What this task involves. Locate all lines in the data below that hold "vooraf" and show them.

Data to process.
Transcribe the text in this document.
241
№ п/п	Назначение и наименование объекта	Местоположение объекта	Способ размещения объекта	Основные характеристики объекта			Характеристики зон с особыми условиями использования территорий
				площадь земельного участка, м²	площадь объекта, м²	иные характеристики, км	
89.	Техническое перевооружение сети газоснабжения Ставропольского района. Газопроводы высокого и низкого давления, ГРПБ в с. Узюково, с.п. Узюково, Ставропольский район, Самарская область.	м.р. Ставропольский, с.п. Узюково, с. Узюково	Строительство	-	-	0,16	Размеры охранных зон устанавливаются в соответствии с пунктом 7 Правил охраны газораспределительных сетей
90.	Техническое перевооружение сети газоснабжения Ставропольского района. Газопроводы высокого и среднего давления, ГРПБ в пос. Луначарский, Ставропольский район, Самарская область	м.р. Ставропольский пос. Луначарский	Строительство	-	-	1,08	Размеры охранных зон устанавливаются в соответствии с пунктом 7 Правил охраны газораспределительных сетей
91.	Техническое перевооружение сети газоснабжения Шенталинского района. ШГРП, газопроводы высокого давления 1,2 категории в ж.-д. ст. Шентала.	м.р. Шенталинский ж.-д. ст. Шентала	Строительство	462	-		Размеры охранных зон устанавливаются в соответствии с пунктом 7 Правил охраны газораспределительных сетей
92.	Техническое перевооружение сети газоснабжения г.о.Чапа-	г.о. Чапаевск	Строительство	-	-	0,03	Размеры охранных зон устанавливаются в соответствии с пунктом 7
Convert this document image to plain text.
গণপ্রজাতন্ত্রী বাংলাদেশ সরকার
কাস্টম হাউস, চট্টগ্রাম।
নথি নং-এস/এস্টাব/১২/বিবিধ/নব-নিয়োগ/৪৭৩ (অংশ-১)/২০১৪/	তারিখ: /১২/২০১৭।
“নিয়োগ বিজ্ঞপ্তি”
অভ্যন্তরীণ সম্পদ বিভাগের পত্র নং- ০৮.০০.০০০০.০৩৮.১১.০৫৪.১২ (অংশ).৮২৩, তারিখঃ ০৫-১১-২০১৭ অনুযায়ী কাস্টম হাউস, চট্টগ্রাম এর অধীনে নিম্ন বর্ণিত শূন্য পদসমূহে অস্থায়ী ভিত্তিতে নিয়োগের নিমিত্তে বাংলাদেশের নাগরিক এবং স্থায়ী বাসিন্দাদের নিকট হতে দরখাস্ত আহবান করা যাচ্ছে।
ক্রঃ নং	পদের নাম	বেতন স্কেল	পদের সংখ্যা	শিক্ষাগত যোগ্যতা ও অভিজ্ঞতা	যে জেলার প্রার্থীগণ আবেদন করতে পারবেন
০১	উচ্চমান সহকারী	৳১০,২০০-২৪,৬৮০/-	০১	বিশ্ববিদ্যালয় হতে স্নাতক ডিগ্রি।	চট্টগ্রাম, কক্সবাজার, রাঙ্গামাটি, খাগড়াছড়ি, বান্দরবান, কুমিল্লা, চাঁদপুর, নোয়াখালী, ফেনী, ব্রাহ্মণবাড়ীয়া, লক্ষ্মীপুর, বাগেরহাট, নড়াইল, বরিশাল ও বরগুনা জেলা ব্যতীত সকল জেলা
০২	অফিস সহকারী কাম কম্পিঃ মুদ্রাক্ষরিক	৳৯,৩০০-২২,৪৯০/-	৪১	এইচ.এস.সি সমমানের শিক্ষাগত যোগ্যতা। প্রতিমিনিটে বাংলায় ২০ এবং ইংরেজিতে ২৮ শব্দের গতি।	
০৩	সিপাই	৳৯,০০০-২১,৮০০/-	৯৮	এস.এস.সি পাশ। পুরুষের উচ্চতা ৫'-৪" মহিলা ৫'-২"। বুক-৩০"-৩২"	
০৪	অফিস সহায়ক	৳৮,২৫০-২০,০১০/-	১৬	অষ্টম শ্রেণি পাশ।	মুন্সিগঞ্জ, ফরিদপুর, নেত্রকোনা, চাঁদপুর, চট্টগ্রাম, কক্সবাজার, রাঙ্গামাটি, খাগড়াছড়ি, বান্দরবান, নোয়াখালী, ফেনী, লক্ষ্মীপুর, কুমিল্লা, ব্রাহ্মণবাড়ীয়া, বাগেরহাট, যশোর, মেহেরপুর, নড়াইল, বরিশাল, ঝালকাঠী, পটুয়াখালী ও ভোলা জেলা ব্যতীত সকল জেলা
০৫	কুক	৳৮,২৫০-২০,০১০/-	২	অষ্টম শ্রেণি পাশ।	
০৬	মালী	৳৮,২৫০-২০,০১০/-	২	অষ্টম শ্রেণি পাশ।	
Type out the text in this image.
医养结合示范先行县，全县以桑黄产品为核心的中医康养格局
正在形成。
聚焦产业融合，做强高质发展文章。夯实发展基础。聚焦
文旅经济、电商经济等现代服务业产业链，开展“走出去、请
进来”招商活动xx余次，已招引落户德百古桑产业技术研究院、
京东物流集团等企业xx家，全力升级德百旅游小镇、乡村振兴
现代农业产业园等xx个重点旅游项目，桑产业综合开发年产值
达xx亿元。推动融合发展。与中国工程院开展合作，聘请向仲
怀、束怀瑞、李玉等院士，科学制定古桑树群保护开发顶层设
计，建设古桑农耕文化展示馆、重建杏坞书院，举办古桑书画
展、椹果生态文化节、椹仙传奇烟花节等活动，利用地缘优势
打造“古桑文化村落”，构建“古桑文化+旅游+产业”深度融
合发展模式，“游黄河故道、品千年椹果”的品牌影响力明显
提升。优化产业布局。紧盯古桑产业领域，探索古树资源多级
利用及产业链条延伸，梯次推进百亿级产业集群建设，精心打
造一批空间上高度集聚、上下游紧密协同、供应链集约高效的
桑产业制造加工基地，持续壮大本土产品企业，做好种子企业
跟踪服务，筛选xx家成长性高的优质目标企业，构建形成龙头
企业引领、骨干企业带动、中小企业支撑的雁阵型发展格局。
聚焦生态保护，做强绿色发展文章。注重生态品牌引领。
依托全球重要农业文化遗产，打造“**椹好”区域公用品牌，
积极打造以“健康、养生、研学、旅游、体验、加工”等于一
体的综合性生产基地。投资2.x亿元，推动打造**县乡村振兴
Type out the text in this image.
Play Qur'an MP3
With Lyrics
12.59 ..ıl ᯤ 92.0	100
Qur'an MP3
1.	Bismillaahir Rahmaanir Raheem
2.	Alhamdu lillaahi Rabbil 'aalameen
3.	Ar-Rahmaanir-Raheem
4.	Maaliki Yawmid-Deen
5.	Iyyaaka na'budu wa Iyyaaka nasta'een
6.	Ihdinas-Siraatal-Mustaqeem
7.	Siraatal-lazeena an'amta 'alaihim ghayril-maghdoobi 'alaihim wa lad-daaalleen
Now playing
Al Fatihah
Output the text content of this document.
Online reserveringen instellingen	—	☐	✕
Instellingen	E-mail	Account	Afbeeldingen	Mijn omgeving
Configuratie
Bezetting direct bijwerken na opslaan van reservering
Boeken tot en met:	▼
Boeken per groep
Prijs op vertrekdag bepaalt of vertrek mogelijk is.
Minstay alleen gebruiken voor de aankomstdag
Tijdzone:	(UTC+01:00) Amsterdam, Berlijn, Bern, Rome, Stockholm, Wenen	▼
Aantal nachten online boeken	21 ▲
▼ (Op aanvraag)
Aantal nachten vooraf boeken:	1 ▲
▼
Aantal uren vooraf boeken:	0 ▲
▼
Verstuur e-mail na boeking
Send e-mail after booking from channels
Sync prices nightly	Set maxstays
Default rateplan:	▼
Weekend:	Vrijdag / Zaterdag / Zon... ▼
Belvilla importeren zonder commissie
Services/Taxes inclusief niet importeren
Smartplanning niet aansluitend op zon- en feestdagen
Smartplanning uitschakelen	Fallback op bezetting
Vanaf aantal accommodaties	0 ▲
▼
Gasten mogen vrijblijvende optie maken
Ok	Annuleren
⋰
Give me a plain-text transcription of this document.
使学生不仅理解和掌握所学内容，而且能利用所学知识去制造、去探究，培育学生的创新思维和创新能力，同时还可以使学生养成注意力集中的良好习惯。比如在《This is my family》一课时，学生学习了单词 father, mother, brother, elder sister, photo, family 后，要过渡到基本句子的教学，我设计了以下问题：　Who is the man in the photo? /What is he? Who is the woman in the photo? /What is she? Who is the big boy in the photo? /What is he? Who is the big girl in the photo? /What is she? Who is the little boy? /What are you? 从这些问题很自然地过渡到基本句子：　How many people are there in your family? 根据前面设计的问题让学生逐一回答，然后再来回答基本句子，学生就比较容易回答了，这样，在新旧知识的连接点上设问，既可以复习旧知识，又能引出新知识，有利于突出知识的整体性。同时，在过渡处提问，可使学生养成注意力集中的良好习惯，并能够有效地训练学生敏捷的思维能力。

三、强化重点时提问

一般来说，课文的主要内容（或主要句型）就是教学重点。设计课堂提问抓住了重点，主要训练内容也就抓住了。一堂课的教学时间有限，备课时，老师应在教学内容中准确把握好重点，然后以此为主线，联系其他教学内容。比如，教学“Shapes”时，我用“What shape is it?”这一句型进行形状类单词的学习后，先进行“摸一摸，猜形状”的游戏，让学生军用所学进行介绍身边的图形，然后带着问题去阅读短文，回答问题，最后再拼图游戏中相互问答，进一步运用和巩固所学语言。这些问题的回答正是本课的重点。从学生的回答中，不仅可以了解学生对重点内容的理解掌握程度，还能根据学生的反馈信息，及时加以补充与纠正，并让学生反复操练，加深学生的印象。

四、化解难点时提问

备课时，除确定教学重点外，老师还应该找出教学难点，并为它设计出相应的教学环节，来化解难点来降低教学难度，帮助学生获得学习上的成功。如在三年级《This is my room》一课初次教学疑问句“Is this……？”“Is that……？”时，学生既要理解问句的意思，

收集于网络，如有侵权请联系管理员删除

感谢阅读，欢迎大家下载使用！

Result.
Aantal nachten vooraf boeken:	1 ▲
Aantal uren vooraf boeken:	0 ▲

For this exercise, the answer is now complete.